▸ **Extracted data entries**:

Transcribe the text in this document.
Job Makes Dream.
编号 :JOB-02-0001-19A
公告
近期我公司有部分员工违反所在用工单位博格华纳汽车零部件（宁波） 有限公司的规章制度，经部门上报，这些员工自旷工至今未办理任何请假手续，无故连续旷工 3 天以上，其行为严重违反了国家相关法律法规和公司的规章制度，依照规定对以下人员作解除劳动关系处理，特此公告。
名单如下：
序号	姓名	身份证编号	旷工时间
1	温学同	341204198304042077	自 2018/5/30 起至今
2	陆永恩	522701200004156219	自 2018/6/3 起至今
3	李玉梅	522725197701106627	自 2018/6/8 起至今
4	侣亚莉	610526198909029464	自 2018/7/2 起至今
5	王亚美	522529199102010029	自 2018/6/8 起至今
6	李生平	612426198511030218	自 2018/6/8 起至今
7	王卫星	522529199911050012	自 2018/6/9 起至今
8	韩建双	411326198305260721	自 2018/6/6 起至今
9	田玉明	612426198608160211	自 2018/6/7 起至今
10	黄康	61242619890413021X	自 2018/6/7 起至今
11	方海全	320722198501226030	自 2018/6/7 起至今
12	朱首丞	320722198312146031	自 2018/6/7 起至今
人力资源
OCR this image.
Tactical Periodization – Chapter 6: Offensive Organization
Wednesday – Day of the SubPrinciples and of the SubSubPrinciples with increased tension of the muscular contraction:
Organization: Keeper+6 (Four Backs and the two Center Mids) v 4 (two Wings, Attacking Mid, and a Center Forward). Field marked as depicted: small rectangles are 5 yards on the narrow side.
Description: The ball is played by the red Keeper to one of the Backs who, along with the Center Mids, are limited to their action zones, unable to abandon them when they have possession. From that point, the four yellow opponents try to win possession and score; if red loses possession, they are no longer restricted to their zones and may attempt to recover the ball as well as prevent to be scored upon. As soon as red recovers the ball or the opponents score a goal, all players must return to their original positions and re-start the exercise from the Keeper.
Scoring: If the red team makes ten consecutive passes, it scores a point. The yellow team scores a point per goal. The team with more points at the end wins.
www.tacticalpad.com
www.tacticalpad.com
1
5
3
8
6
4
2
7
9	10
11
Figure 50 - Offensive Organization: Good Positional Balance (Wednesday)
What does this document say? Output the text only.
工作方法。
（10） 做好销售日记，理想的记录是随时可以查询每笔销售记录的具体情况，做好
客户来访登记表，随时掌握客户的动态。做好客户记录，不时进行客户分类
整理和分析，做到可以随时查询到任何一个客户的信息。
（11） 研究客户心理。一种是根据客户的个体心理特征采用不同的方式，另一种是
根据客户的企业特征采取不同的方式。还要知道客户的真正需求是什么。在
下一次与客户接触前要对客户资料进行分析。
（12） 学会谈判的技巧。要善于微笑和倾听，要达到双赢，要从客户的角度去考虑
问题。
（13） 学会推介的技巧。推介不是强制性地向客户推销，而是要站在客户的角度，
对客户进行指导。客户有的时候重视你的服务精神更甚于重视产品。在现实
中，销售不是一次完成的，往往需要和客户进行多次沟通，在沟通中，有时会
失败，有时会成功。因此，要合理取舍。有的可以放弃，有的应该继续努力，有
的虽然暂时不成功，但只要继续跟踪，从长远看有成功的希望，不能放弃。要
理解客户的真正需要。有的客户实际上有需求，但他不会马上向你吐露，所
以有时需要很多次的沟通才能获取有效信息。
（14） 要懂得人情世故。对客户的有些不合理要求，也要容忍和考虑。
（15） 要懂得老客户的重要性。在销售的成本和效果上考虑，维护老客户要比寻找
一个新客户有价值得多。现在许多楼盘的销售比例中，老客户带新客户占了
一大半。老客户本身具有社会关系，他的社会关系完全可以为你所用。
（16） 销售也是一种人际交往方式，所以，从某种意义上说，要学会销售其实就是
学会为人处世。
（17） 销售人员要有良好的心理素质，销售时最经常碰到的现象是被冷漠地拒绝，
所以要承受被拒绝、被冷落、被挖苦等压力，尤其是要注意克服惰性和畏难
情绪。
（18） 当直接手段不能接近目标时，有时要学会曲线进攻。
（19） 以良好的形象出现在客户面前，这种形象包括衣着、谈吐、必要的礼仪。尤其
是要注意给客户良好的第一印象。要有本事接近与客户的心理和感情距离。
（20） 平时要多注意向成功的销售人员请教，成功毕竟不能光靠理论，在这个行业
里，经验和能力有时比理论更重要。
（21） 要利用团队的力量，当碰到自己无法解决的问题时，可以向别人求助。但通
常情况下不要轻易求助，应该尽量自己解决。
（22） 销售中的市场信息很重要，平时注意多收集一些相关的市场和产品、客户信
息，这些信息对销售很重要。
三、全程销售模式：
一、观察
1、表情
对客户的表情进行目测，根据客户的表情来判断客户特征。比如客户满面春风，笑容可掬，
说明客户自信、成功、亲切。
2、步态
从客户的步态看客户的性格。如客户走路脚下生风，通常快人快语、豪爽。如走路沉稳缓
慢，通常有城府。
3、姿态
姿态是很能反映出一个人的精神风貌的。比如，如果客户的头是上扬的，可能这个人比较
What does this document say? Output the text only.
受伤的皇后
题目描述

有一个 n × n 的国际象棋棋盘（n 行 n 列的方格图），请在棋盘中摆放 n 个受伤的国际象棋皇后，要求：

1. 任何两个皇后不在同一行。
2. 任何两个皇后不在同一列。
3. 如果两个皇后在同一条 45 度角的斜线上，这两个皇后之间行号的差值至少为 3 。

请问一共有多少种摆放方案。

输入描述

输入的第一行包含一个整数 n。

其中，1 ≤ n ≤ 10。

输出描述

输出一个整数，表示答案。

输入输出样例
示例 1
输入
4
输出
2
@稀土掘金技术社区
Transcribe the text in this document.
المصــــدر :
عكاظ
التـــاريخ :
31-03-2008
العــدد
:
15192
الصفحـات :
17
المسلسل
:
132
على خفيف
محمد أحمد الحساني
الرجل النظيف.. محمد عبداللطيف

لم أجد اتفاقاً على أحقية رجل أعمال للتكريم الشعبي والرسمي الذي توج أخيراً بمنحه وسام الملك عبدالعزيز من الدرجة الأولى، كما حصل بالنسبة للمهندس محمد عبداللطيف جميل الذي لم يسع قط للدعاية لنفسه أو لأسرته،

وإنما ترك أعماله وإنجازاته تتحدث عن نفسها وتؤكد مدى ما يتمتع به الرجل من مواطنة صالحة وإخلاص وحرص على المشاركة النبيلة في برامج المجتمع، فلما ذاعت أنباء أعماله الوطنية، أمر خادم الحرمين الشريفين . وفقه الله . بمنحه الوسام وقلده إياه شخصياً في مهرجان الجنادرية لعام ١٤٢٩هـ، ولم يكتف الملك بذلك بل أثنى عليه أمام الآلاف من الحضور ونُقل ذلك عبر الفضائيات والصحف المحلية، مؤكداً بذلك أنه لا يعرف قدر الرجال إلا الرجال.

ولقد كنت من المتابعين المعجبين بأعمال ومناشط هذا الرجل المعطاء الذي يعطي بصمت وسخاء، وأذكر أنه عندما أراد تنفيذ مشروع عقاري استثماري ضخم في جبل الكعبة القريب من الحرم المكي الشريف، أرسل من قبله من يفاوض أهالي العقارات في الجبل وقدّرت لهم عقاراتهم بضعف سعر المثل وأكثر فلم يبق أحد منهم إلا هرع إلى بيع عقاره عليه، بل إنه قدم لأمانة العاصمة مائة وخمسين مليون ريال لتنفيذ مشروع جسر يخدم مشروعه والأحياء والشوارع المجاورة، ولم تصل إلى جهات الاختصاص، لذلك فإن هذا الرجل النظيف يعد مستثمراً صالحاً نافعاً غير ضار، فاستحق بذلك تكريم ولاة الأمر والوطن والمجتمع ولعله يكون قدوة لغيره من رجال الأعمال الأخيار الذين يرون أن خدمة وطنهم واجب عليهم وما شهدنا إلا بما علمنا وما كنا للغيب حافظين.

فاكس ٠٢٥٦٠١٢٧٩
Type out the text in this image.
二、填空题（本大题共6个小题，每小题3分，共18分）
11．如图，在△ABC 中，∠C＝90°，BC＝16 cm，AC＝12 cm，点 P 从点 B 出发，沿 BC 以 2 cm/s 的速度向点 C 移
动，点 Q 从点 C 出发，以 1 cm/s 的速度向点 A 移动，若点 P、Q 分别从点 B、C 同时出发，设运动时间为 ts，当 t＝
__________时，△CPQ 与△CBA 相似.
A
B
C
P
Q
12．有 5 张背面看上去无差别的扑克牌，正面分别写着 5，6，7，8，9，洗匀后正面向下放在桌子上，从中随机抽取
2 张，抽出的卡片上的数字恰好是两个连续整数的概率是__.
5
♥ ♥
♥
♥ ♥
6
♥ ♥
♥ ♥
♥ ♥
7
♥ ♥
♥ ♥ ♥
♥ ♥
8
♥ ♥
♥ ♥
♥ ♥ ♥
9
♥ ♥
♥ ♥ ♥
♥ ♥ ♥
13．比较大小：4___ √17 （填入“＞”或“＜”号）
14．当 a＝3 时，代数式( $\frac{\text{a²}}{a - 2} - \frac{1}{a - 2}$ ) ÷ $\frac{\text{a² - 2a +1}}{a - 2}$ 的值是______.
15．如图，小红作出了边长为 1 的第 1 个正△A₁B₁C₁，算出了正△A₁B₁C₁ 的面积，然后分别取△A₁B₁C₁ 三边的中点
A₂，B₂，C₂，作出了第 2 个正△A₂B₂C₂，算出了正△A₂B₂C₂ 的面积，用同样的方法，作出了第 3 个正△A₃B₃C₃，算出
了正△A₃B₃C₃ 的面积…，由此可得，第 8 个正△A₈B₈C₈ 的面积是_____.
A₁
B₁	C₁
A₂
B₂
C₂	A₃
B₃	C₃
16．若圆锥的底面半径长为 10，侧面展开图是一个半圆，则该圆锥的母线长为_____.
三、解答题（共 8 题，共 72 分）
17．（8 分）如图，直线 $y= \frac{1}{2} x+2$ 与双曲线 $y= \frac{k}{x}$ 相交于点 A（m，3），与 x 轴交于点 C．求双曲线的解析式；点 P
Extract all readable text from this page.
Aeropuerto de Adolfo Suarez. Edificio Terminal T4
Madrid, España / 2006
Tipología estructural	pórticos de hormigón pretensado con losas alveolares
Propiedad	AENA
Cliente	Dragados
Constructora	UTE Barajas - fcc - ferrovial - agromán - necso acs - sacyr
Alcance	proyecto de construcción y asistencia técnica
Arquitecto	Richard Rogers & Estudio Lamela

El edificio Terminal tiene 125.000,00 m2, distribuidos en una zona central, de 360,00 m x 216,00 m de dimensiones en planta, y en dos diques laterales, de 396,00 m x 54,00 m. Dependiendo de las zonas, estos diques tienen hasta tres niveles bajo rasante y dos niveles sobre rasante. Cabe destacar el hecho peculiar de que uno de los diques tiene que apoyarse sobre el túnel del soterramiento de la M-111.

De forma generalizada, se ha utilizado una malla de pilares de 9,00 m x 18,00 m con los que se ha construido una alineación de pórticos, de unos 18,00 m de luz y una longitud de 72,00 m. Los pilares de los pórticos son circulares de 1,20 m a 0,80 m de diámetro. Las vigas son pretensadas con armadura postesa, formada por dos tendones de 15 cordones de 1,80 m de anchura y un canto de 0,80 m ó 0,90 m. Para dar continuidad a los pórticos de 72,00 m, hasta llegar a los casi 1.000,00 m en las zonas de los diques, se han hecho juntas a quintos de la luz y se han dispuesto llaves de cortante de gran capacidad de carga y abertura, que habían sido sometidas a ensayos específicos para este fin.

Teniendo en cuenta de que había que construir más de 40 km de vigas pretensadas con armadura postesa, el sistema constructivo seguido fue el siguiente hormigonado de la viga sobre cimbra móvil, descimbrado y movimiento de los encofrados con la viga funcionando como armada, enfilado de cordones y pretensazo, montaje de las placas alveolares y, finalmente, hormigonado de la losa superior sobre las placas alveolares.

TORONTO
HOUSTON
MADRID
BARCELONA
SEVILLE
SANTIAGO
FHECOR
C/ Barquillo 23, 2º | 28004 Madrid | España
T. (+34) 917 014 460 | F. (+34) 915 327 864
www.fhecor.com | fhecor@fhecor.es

▸ **Problem**:
Keep only the lines that hold the string "cordones", and copy them out.

▸ **Response below**:
De forma generalizada, se ha utilizado una malla de pilares de 9,00 m x 18,00 m con los que se ha construido una alineación de pórticos, de unos 18,00 m de luz y una longitud de 72,00 m. Los pilares de los pórticos son circulares de 1,20 m a 0,80 m de diámetro. Las vigas son pretensadas con armadura postesa, formada por dos tendones de 15 cordones de 1,80 m de anchura y un canto de 0,80 m ó 0,90 m. Para dar continuidad a los pórticos de 72,00 m, hasta llegar a los casi 1.000,00 m en las zonas de los diques, se han hecho juntas a quintos de la luz y se han dispuesto llaves de cortante de gran capacidad de carga y abertura, que habían sido sometidas a ensayos específicos para este fin.
Teniendo en cuenta de que había que construir más de 40 km de vigas pretensadas con armadura postesa, el sistema constructivo seguido fue el siguiente hormigonado de la viga sobre cimbra móvil, descimbrado y movimiento de los encofrados con la viga funcionando como armada, enfilado de cordones y pretensazo, montaje de las placas alveolares y, finalmente, hormigonado de la losa superior sobre las placas alveolares.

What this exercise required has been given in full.